>> Start AVAILABLE DATA
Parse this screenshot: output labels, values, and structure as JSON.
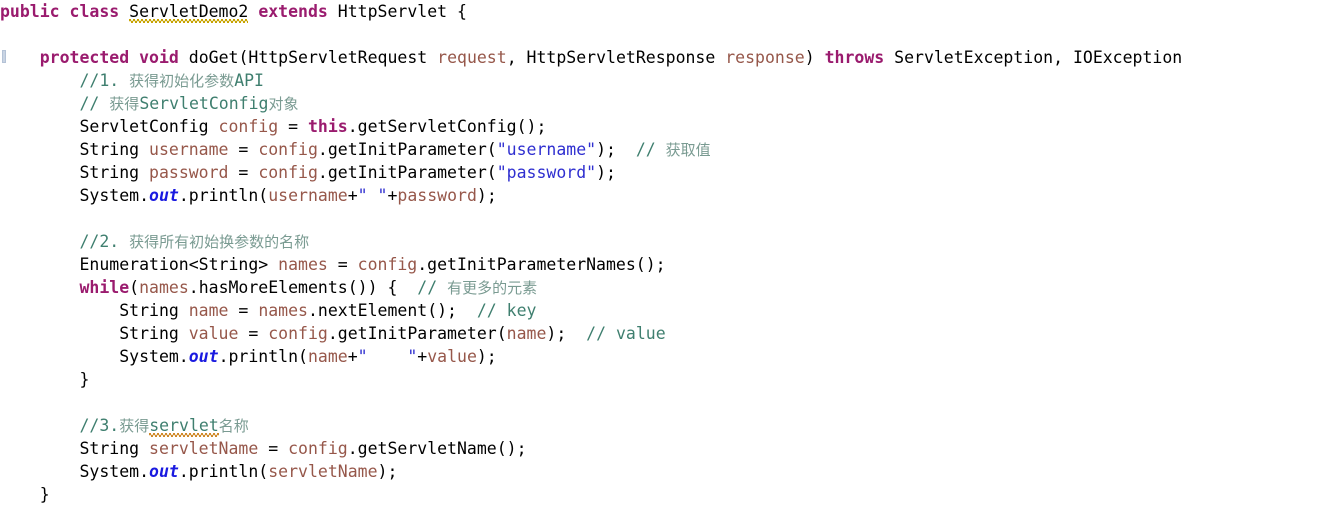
{
  "editor": {
    "language": "java",
    "background_color": "#ffffff",
    "gutter_marker_color": "#c9d4e3",
    "colors": {
      "keyword": "#9a1b6e",
      "plain": "#000000",
      "parameter": "#96574a",
      "string": "#2f2fd0",
      "comment": "#3f7f6f",
      "comment_cjk": "#7a9b92",
      "static_field": "#1a1ae0",
      "spellcheck_squiggle": "#c8a400",
      "spellcheck_squiggle_orange": "#d08a2a"
    }
  },
  "code": {
    "lines": [
      {
        "id": "line-class-decl",
        "tokens": [
          {
            "t": "public",
            "c": "kw"
          },
          {
            "t": " ",
            "c": "plain"
          },
          {
            "t": "class",
            "c": "kw"
          },
          {
            "t": " ",
            "c": "plain"
          },
          {
            "t": "ServletDemo2",
            "c": "plain",
            "squiggle": true
          },
          {
            "t": " ",
            "c": "plain"
          },
          {
            "t": "extends",
            "c": "kw"
          },
          {
            "t": " ",
            "c": "plain"
          },
          {
            "t": "HttpServlet",
            "c": "plain"
          },
          {
            "t": " {",
            "c": "plain"
          }
        ]
      },
      {
        "id": "line-blank-1",
        "tokens": []
      },
      {
        "id": "line-doget-signature",
        "tokens": [
          {
            "t": "    ",
            "c": "plain"
          },
          {
            "t": "protected",
            "c": "kw"
          },
          {
            "t": " ",
            "c": "plain"
          },
          {
            "t": "void",
            "c": "kw"
          },
          {
            "t": " ",
            "c": "plain"
          },
          {
            "t": "doGet(HttpServletRequest ",
            "c": "plain"
          },
          {
            "t": "request",
            "c": "param"
          },
          {
            "t": ", HttpServletResponse ",
            "c": "plain"
          },
          {
            "t": "response",
            "c": "param"
          },
          {
            "t": ")",
            "c": "plain"
          },
          {
            "t": " ",
            "c": "plain"
          },
          {
            "t": "throws",
            "c": "kw"
          },
          {
            "t": " ServletException, IOException",
            "c": "plain"
          }
        ]
      },
      {
        "id": "line-comment-1",
        "tokens": [
          {
            "t": "        ",
            "c": "plain"
          },
          {
            "t": "//1.",
            "c": "cmt"
          },
          {
            "t": " ",
            "c": "plain"
          },
          {
            "t": "获得初始化参数",
            "c": "cmtcn"
          },
          {
            "t": "API",
            "c": "cmtcn-mono"
          }
        ]
      },
      {
        "id": "line-comment-2",
        "tokens": [
          {
            "t": "        ",
            "c": "plain"
          },
          {
            "t": "//",
            "c": "cmt"
          },
          {
            "t": " ",
            "c": "plain"
          },
          {
            "t": "获得",
            "c": "cmtcn"
          },
          {
            "t": "ServletConfig",
            "c": "cmtcn-mono"
          },
          {
            "t": "对象",
            "c": "cmtcn"
          }
        ]
      },
      {
        "id": "line-servletconfig",
        "tokens": [
          {
            "t": "        ServletConfig ",
            "c": "plain"
          },
          {
            "t": "config",
            "c": "param"
          },
          {
            "t": " = ",
            "c": "plain"
          },
          {
            "t": "this",
            "c": "kw"
          },
          {
            "t": ".getServletConfig();",
            "c": "plain"
          }
        ]
      },
      {
        "id": "line-username",
        "tokens": [
          {
            "t": "        String ",
            "c": "plain"
          },
          {
            "t": "username",
            "c": "param"
          },
          {
            "t": " = ",
            "c": "plain"
          },
          {
            "t": "config",
            "c": "param"
          },
          {
            "t": ".getInitParameter(",
            "c": "plain"
          },
          {
            "t": "\"username\"",
            "c": "str"
          },
          {
            "t": ");",
            "c": "plain"
          },
          {
            "t": "  ",
            "c": "plain"
          },
          {
            "t": "//",
            "c": "cmt"
          },
          {
            "t": " ",
            "c": "plain"
          },
          {
            "t": "获取值",
            "c": "cmtcn"
          }
        ]
      },
      {
        "id": "line-password",
        "tokens": [
          {
            "t": "        String ",
            "c": "plain"
          },
          {
            "t": "password",
            "c": "param"
          },
          {
            "t": " = ",
            "c": "plain"
          },
          {
            "t": "config",
            "c": "param"
          },
          {
            "t": ".getInitParameter(",
            "c": "plain"
          },
          {
            "t": "\"password\"",
            "c": "str"
          },
          {
            "t": ");",
            "c": "plain"
          }
        ]
      },
      {
        "id": "line-print-userpass",
        "tokens": [
          {
            "t": "        System.",
            "c": "plain"
          },
          {
            "t": "out",
            "c": "field"
          },
          {
            "t": ".println(",
            "c": "plain"
          },
          {
            "t": "username",
            "c": "param"
          },
          {
            "t": "+",
            "c": "plain"
          },
          {
            "t": "\" \"",
            "c": "str"
          },
          {
            "t": "+",
            "c": "plain"
          },
          {
            "t": "password",
            "c": "param"
          },
          {
            "t": ");",
            "c": "plain"
          }
        ]
      },
      {
        "id": "line-blank-2",
        "tokens": []
      },
      {
        "id": "line-comment-3",
        "tokens": [
          {
            "t": "        ",
            "c": "plain"
          },
          {
            "t": "//2.",
            "c": "cmt"
          },
          {
            "t": " ",
            "c": "plain"
          },
          {
            "t": "获得所有初始换参数的名称",
            "c": "cmtcn"
          }
        ]
      },
      {
        "id": "line-enumeration",
        "tokens": [
          {
            "t": "        Enumeration<String> ",
            "c": "plain"
          },
          {
            "t": "names",
            "c": "param"
          },
          {
            "t": " = ",
            "c": "plain"
          },
          {
            "t": "config",
            "c": "param"
          },
          {
            "t": ".getInitParameterNames();",
            "c": "plain"
          }
        ]
      },
      {
        "id": "line-while",
        "tokens": [
          {
            "t": "        ",
            "c": "plain"
          },
          {
            "t": "while",
            "c": "kw"
          },
          {
            "t": "(",
            "c": "plain"
          },
          {
            "t": "names",
            "c": "param"
          },
          {
            "t": ".hasMoreElements()) {",
            "c": "plain"
          },
          {
            "t": "  ",
            "c": "plain"
          },
          {
            "t": "//",
            "c": "cmt"
          },
          {
            "t": " ",
            "c": "plain"
          },
          {
            "t": "有更多的元素",
            "c": "cmtcn"
          }
        ]
      },
      {
        "id": "line-name",
        "tokens": [
          {
            "t": "            String ",
            "c": "plain"
          },
          {
            "t": "name",
            "c": "param"
          },
          {
            "t": " = ",
            "c": "plain"
          },
          {
            "t": "names",
            "c": "param"
          },
          {
            "t": ".nextElement();",
            "c": "plain"
          },
          {
            "t": "  ",
            "c": "plain"
          },
          {
            "t": "// key",
            "c": "cmt"
          }
        ]
      },
      {
        "id": "line-value",
        "tokens": [
          {
            "t": "            String ",
            "c": "plain"
          },
          {
            "t": "value",
            "c": "param"
          },
          {
            "t": " = ",
            "c": "plain"
          },
          {
            "t": "config",
            "c": "param"
          },
          {
            "t": ".getInitParameter(",
            "c": "plain"
          },
          {
            "t": "name",
            "c": "param"
          },
          {
            "t": ");",
            "c": "plain"
          },
          {
            "t": "  ",
            "c": "plain"
          },
          {
            "t": "// value",
            "c": "cmt"
          }
        ]
      },
      {
        "id": "line-print-namevalue",
        "tokens": [
          {
            "t": "            System.",
            "c": "plain"
          },
          {
            "t": "out",
            "c": "field"
          },
          {
            "t": ".println(",
            "c": "plain"
          },
          {
            "t": "name",
            "c": "param"
          },
          {
            "t": "+",
            "c": "plain"
          },
          {
            "t": "\"    \"",
            "c": "str"
          },
          {
            "t": "+",
            "c": "plain"
          },
          {
            "t": "value",
            "c": "param"
          },
          {
            "t": ");",
            "c": "plain"
          }
        ]
      },
      {
        "id": "line-close-while",
        "tokens": [
          {
            "t": "        }",
            "c": "plain"
          }
        ]
      },
      {
        "id": "line-blank-3",
        "tokens": []
      },
      {
        "id": "line-comment-4",
        "tokens": [
          {
            "t": "        ",
            "c": "plain"
          },
          {
            "t": "//3.",
            "c": "cmt"
          },
          {
            "t": "获得",
            "c": "cmtcn"
          },
          {
            "t": "servlet",
            "c": "cmtcn-mono",
            "squiggle_orange": true
          },
          {
            "t": "名称",
            "c": "cmtcn"
          }
        ]
      },
      {
        "id": "line-servletname",
        "tokens": [
          {
            "t": "        String ",
            "c": "plain"
          },
          {
            "t": "servletName",
            "c": "param"
          },
          {
            "t": " = ",
            "c": "plain"
          },
          {
            "t": "config",
            "c": "param"
          },
          {
            "t": ".getServletName();",
            "c": "plain"
          }
        ]
      },
      {
        "id": "line-print-servletname",
        "tokens": [
          {
            "t": "        System.",
            "c": "plain"
          },
          {
            "t": "out",
            "c": "field"
          },
          {
            "t": ".println(",
            "c": "plain"
          },
          {
            "t": "servletName",
            "c": "param"
          },
          {
            "t": ");",
            "c": "plain"
          }
        ]
      },
      {
        "id": "line-close-method",
        "tokens": [
          {
            "t": "    }",
            "c": "plain"
          }
        ]
      }
    ]
  }
}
>> End AVAILABLE DATA
Show all lines in the entries above where the string "this" appears.

## RESULT OF THE TASK
Parse this screenshot: output labels, values, and structure as JSON.
            "t": "this",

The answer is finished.